▸ Task directions
Restate the entries word for word, leaving nothing out.

▸ Supplied data

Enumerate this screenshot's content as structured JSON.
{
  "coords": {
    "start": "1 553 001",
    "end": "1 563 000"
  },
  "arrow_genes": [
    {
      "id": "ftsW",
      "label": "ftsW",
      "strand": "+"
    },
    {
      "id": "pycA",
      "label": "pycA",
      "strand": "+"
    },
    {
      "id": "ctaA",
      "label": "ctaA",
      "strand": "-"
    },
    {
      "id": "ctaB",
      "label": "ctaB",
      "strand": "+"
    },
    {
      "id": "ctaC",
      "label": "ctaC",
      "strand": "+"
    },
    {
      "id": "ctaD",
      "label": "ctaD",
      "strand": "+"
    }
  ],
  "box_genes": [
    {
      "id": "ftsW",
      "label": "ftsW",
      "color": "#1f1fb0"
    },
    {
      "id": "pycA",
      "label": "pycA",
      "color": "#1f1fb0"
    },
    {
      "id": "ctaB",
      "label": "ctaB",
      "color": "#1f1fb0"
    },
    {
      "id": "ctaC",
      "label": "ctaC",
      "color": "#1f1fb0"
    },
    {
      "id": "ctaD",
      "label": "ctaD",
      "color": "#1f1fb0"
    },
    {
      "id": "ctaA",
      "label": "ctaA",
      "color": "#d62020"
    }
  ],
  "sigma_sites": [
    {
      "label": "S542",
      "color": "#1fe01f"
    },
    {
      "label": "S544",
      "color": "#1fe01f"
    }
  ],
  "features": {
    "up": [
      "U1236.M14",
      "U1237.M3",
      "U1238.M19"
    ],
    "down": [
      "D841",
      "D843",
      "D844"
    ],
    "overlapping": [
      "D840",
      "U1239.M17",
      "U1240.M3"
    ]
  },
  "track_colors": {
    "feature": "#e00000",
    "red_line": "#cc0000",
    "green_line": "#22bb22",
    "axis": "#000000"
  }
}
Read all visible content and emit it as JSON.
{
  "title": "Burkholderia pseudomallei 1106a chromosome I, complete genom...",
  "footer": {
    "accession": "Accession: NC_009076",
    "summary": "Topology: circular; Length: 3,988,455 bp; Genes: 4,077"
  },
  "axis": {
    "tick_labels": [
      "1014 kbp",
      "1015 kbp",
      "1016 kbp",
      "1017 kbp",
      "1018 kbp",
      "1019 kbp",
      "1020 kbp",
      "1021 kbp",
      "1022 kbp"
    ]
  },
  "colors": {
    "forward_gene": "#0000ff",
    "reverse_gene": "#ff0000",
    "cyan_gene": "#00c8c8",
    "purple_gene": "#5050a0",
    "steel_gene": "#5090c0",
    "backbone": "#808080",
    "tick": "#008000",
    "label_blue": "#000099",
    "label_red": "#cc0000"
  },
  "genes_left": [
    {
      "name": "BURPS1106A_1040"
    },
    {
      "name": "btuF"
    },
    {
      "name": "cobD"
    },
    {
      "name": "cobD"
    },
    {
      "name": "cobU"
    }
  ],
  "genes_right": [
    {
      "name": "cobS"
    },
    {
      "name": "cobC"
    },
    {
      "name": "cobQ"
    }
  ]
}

▸ Response to the exercise
Enumerate this screenshot's content as structured JSON.
{
  "coords": {
    "start": "1 553 001",
    "end": "1 563 000"
  },
  "arrow_genes": [
    {
      "id": "ftsW",
      "label": "ftsW",
      "strand": "+"
    },
    {
      "id": "pycA",
      "label": "pycA",
      "strand": "+"
    },
    {
      "id": "ctaA",
      "label": "ctaA",
      "strand": "-"
    },
    {
      "id": "ctaB",
      "label": "ctaB",
      "strand": "+"
    },
    {
      "id": "ctaC",
      "label": "ctaC",
      "strand": "+"
    },
    {
      "id": "ctaD",
      "label": "ctaD",
      "strand": "+"
    }
  ],
  "box_genes": [
    {
      "id": "ftsW",
      "label": "ftsW",
      "color": "#1f1fb0"
    },
    {
      "id": "pycA",
      "label": "pycA",
      "color": "#1f1fb0"
    },
    {
      "id": "ctaB",
      "label": "ctaB",
      "color": "#1f1fb0"
    },
    {
      "id": "ctaC",
      "label": "ctaC",
      "color": "#1f1fb0"
    },
    {
      "id": "ctaD",
      "label": "ctaD",
      "color": "#1f1fb0"
    },
    {
      "id": "ctaA",
      "label": "ctaA",
      "color": "#d62020"
    }
  ],
  "sigma_sites": [
    {
      "label": "S542",
      "color": "#1fe01f"
    },
    {
      "label": "S544",
      "color": "#1fe01f"
    }
  ],
  "features": {
    "up": [
      "U1236.M14",
      "U1237.M3",
      "U1238.M19"
    ],
    "down": [
      "D841",
      "D843",
      "D844"
    ],
    "overlapping": [
      "D840",
      "U1239.M17",
      "U1240.M3"
    ]
  },
  "track_colors": {
    "feature": "#e00000",
    "red_line": "#cc0000",
    "green_line": "#22bb22",
    "axis": "#000000"
  }
}
Read all visible content and emit it as JSON.
{
  "title": "Burkholderia pseudomallei 1106a chromosome I, complete genom...",
  "footer": {
    "accession": "Accession: NC_009076",
    "summary": "Topology: circular; Length: 3,988,455 bp; Genes: 4,077"
  },
  "axis": {
    "tick_labels": [
      "1014 kbp",
      "1015 kbp",
      "1016 kbp",
      "1017 kbp",
      "1018 kbp",
      "1019 kbp",
      "1020 kbp",
      "1021 kbp",
      "1022 kbp"
    ]
  },
  "colors": {
    "forward_gene": "#0000ff",
    "reverse_gene": "#ff0000",
    "cyan_gene": "#00c8c8",
    "purple_gene": "#5050a0",
    "steel_gene": "#5090c0",
    "backbone": "#808080",
    "tick": "#008000",
    "label_blue": "#000099",
    "label_red": "#cc0000"
  },
  "genes_left": [
    {
      "name": "BURPS1106A_1040"
    },
    {
      "name": "btuF"
    },
    {
      "name": "cobD"
    },
    {
      "name": "cobD"
    },
    {
      "name": "cobU"
    }
  ],
  "genes_right": [
    {
      "name": "cobS"
    },
    {
      "name": "cobC"
    },
    {
      "name": "cobQ"
    }
  ]
}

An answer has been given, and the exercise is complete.